*THE PROBLEM:* Collect all lines from the records below that include the word "JSON".

(Data extracted from a collection)
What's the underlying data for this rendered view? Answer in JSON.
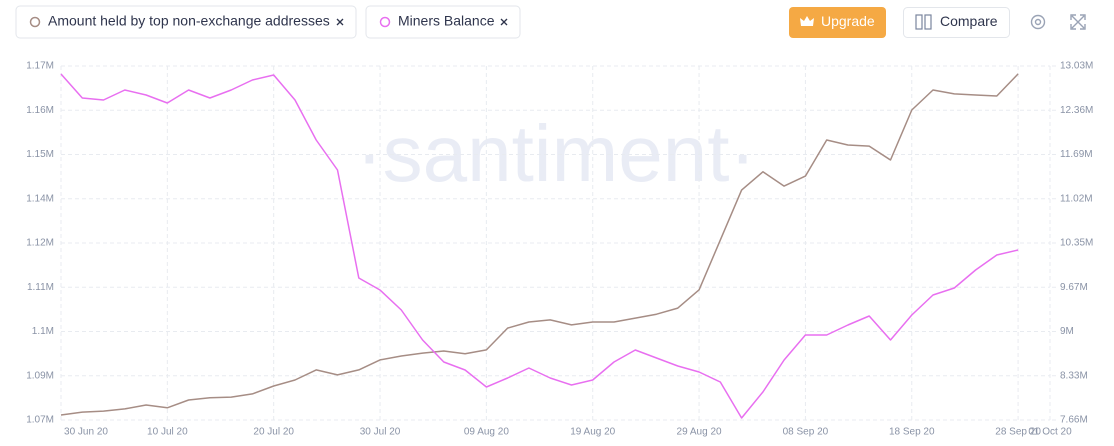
{
  "toolbar": {
    "upgrade": "Upgrade",
    "compare": "Compare"
  },
  "chart_data": {
    "type": "line",
    "watermark": "·santiment·",
    "x": [
      "2020-06-30",
      "2020-07-02",
      "2020-07-04",
      "2020-07-06",
      "2020-07-08",
      "2020-07-10",
      "2020-07-12",
      "2020-07-14",
      "2020-07-16",
      "2020-07-18",
      "2020-07-20",
      "2020-07-22",
      "2020-07-24",
      "2020-07-26",
      "2020-07-28",
      "2020-07-30",
      "2020-08-01",
      "2020-08-03",
      "2020-08-05",
      "2020-08-07",
      "2020-08-09",
      "2020-08-11",
      "2020-08-13",
      "2020-08-15",
      "2020-08-17",
      "2020-08-19",
      "2020-08-21",
      "2020-08-23",
      "2020-08-25",
      "2020-08-27",
      "2020-08-29",
      "2020-08-31",
      "2020-09-02",
      "2020-09-04",
      "2020-09-06",
      "2020-09-08",
      "2020-09-10",
      "2020-09-12",
      "2020-09-14",
      "2020-09-16",
      "2020-09-18",
      "2020-09-20",
      "2020-09-22",
      "2020-09-24",
      "2020-09-26",
      "2020-09-28"
    ],
    "xlim": [
      "2020-06-30",
      "2020-10-01"
    ],
    "xticks": [
      {
        "value": "2020-06-30",
        "label": "30 Jun 20"
      },
      {
        "value": "2020-07-10",
        "label": "10 Jul 20"
      },
      {
        "value": "2020-07-20",
        "label": "20 Jul 20"
      },
      {
        "value": "2020-07-30",
        "label": "30 Jul 20"
      },
      {
        "value": "2020-08-09",
        "label": "09 Aug 20"
      },
      {
        "value": "2020-08-19",
        "label": "19 Aug 20"
      },
      {
        "value": "2020-08-29",
        "label": "29 Aug 20"
      },
      {
        "value": "2020-09-08",
        "label": "08 Sep 20"
      },
      {
        "value": "2020-09-18",
        "label": "18 Sep 20"
      },
      {
        "value": "2020-09-28",
        "label": "28 Sep 20"
      },
      {
        "value": "2020-10-01",
        "label": "01 Oct 20"
      }
    ],
    "ylim": [
      1073500,
      1172500
    ],
    "yticks": [
      {
        "value": 1073500,
        "label": "1.07M"
      },
      {
        "value": 1085875,
        "label": "1.09M"
      },
      {
        "value": 1098250,
        "label": "1.1M"
      },
      {
        "value": 1110625,
        "label": "1.11M"
      },
      {
        "value": 1123000,
        "label": "1.12M"
      },
      {
        "value": 1135375,
        "label": "1.14M"
      },
      {
        "value": 1147750,
        "label": "1.15M"
      },
      {
        "value": 1160125,
        "label": "1.16M"
      },
      {
        "value": 1172500,
        "label": "1.17M"
      }
    ],
    "y2lim": [
      7660000,
      13030000
    ],
    "y2ticks": [
      {
        "value": 7660000,
        "label": "7.66M"
      },
      {
        "value": 8331250,
        "label": "8.33M"
      },
      {
        "value": 9002500,
        "label": "9M"
      },
      {
        "value": 9673750,
        "label": "9.67M"
      },
      {
        "value": 10345000,
        "label": "10.35M"
      },
      {
        "value": 11016250,
        "label": "11.02M"
      },
      {
        "value": 11687500,
        "label": "11.69M"
      },
      {
        "value": 12358750,
        "label": "12.36M"
      },
      {
        "value": 13030000,
        "label": "13.03M"
      }
    ],
    "grid": true,
    "series": [
      {
        "name": "Amount held by top non-exchange addresses",
        "color": "#a68d85",
        "values": [
          1074900,
          1075700,
          1076000,
          1076600,
          1077700,
          1076900,
          1079100,
          1079700,
          1079900,
          1080800,
          1083000,
          1084700,
          1087500,
          1086100,
          1087500,
          1090300,
          1091400,
          1092200,
          1092800,
          1092000,
          1093100,
          1099200,
          1100900,
          1101500,
          1100100,
          1100900,
          1100900,
          1102000,
          1103100,
          1104800,
          1109900,
          1123800,
          1137800,
          1142900,
          1138900,
          1141700,
          1151800,
          1150400,
          1150100,
          1146200,
          1160200,
          1165800,
          1164700,
          1164400,
          1164100,
          1170300
        ]
      },
      {
        "name": "Miners Balance",
        "color": "#e86ff0",
        "axis": "y2",
        "values": [
          12909000,
          12544000,
          12514000,
          12666000,
          12590000,
          12469000,
          12666000,
          12544000,
          12666000,
          12817000,
          12893000,
          12514000,
          11907000,
          11452000,
          9814000,
          9632000,
          9329000,
          8874000,
          8540000,
          8418000,
          8161000,
          8297000,
          8449000,
          8297000,
          8191000,
          8267000,
          8540000,
          8722000,
          8600000,
          8479000,
          8388000,
          8236000,
          7690000,
          8085000,
          8570000,
          8949000,
          8949000,
          9101000,
          9238000,
          8874000,
          9253000,
          9556000,
          9662000,
          9935000,
          10163000,
          10239000
        ]
      }
    ]
  }
}
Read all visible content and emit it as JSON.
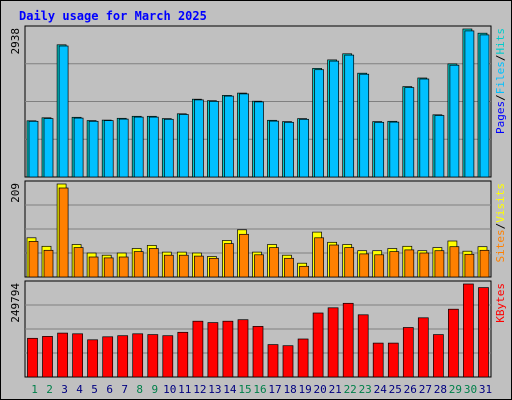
{
  "chart_data": {
    "type": "bar",
    "title": "Daily usage for March 2025",
    "categories": [
      "1",
      "2",
      "3",
      "4",
      "5",
      "6",
      "7",
      "8",
      "9",
      "10",
      "11",
      "12",
      "13",
      "14",
      "15",
      "16",
      "17",
      "18",
      "19",
      "20",
      "21",
      "22",
      "23",
      "24",
      "25",
      "26",
      "27",
      "28",
      "29",
      "30",
      "31"
    ],
    "weekend_days": [
      "1",
      "2",
      "8",
      "9",
      "15",
      "16",
      "22",
      "23",
      "29",
      "30"
    ],
    "panels": [
      {
        "name": "hits",
        "max_label": "2938",
        "ymax": 2938,
        "legend": [
          "Pages",
          "/",
          "Files",
          "/",
          "Hits"
        ],
        "series": [
          {
            "name": "Hits",
            "values": [
              1115,
              1175,
              2625,
              1185,
              1120,
              1130,
              1165,
              1205,
              1205,
              1160,
              1255,
              1545,
              1515,
              1620,
              1665,
              1505,
              1125,
              1100,
              1160,
              2155,
              2325,
              2445,
              2060,
              1100,
              1105,
              1795,
              1965,
              1235,
              2245,
              2938,
              2855
            ]
          },
          {
            "name": "Files",
            "values": [
              1105,
              1160,
              2600,
              1170,
              1105,
              1120,
              1150,
              1190,
              1190,
              1145,
              1240,
              1530,
              1500,
              1605,
              1650,
              1490,
              1110,
              1085,
              1145,
              2130,
              2300,
              2420,
              2040,
              1085,
              1090,
              1775,
              1945,
              1220,
              2220,
              2900,
              2820
            ]
          }
        ]
      },
      {
        "name": "visits",
        "max_label": "209",
        "ymax": 209,
        "legend": [
          "Sites",
          "/",
          "Visits"
        ],
        "series": [
          {
            "name": "Visits",
            "values": [
              88,
              69,
              209,
              73,
              54,
              49,
              54,
              64,
              71,
              56,
              56,
              54,
              46,
              82,
              106,
              56,
              73,
              49,
              31,
              101,
              78,
              73,
              59,
              59,
              64,
              69,
              59,
              66,
              81,
              58,
              68
            ]
          },
          {
            "name": "Sites",
            "values": [
              80,
              60,
              200,
              66,
              45,
              43,
              45,
              57,
              64,
              49,
              49,
              47,
              42,
              75,
              96,
              50,
              66,
              42,
              24,
              88,
              72,
              66,
              52,
              50,
              57,
              61,
              54,
              59,
              68,
              51,
              60
            ]
          }
        ]
      },
      {
        "name": "kbytes",
        "max_label": "249794",
        "ymax": 249794,
        "legend": [
          "KBytes"
        ],
        "series": [
          {
            "name": "KBytes",
            "values": [
              104000,
              109000,
              118000,
              116000,
              100000,
              108000,
              111000,
              116000,
              114000,
              111000,
              120000,
              150000,
              146000,
              150000,
              154000,
              136000,
              87000,
              84000,
              102000,
              172000,
              186000,
              198000,
              167000,
              91000,
              91000,
              133000,
              159000,
              114000,
              182000,
              249794,
              240000
            ]
          }
        ]
      }
    ],
    "colors": {
      "background": "#c0c0c0",
      "title": "#0000ff",
      "hits": "#00cccc",
      "files": "#00c0ff",
      "pages": "#0000ff",
      "visits": "#ffff00",
      "sites": "#ff8000",
      "kbytes": "#ff0000",
      "weekday_label": "#000080",
      "weekend_label": "#00804a"
    }
  }
}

*ANSWER TO THIS EXERCISE:*
What's the underlying data for this rendered view? Answer in JSON.
Read all visible content and emit it as JSON.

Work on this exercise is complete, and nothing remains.